→ **AIM**: Locate each line with the string "funcionários" in the listing below and copy it.
****************************************
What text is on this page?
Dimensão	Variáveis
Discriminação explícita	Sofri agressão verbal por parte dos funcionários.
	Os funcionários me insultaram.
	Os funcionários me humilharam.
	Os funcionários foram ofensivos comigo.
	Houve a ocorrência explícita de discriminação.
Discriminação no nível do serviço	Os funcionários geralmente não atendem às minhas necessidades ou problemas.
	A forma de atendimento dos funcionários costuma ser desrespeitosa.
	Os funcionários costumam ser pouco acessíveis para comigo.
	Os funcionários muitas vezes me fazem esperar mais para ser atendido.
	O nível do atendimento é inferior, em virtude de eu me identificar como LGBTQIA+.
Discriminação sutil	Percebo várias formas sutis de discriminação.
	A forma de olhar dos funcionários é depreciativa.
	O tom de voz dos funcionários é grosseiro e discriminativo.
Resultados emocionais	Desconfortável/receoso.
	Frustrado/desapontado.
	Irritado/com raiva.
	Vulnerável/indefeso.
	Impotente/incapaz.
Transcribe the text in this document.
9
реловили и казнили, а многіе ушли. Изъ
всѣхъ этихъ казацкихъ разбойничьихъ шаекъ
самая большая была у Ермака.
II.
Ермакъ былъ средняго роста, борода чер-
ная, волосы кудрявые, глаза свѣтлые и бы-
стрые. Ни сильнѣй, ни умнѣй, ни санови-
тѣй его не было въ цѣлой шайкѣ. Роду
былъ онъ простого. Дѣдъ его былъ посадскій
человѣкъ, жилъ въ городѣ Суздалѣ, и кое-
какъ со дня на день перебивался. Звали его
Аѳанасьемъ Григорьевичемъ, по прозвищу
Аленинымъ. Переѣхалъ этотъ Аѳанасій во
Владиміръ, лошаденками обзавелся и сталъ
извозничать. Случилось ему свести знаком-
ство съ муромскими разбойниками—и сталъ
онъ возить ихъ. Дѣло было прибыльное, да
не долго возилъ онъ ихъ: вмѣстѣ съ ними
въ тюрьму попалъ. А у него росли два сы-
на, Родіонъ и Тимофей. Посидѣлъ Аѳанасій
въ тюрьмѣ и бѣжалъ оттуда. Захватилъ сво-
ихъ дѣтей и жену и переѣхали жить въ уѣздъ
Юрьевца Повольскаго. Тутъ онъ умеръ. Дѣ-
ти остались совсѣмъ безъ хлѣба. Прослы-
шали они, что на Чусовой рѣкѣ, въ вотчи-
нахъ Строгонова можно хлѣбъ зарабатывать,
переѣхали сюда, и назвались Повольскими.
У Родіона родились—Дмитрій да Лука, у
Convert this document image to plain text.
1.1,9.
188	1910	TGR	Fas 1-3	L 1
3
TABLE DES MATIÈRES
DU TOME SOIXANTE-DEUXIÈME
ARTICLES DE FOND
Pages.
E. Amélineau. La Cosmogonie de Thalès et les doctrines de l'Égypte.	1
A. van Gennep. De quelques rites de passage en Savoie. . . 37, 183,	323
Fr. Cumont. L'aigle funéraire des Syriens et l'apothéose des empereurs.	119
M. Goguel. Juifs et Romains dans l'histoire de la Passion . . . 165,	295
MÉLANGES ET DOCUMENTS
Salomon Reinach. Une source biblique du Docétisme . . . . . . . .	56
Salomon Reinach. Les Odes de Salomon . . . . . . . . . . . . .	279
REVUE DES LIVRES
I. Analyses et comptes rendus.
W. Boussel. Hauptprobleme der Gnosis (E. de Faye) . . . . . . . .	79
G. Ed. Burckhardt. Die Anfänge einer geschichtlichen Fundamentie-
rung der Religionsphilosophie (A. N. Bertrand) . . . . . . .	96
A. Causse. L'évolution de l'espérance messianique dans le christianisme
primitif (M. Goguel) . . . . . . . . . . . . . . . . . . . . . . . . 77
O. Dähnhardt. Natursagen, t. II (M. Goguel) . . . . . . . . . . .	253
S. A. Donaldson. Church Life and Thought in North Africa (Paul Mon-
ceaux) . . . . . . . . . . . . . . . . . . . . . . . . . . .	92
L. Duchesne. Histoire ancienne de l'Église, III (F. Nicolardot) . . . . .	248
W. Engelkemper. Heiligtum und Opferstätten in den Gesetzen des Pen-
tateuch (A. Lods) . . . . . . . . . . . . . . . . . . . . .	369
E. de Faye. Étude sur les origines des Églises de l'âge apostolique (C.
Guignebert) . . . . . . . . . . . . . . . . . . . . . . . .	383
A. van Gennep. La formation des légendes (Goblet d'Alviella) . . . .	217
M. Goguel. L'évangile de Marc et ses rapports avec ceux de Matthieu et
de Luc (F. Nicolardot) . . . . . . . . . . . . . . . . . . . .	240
****************************************
→ **RESULT OF THIS TASK**:
Discriminação explícita	Sofri agressão verbal por parte dos funcionários.
	Os funcionários me insultaram.
	Os funcionários me humilharam.
	Os funcionários foram ofensivos comigo.
Discriminação no nível do serviço	Os funcionários geralmente não atendem às minhas necessidades ou problemas.
	A forma de atendimento dos funcionários costuma ser desrespeitosa.
	Os funcionários costumam ser pouco acessíveis para comigo.
	Os funcionários muitas vezes me fazem esperar mais para ser atendido.
	A forma de olhar dos funcionários é depreciativa.
	O tom de voz dos funcionários é grosseiro e discriminativo.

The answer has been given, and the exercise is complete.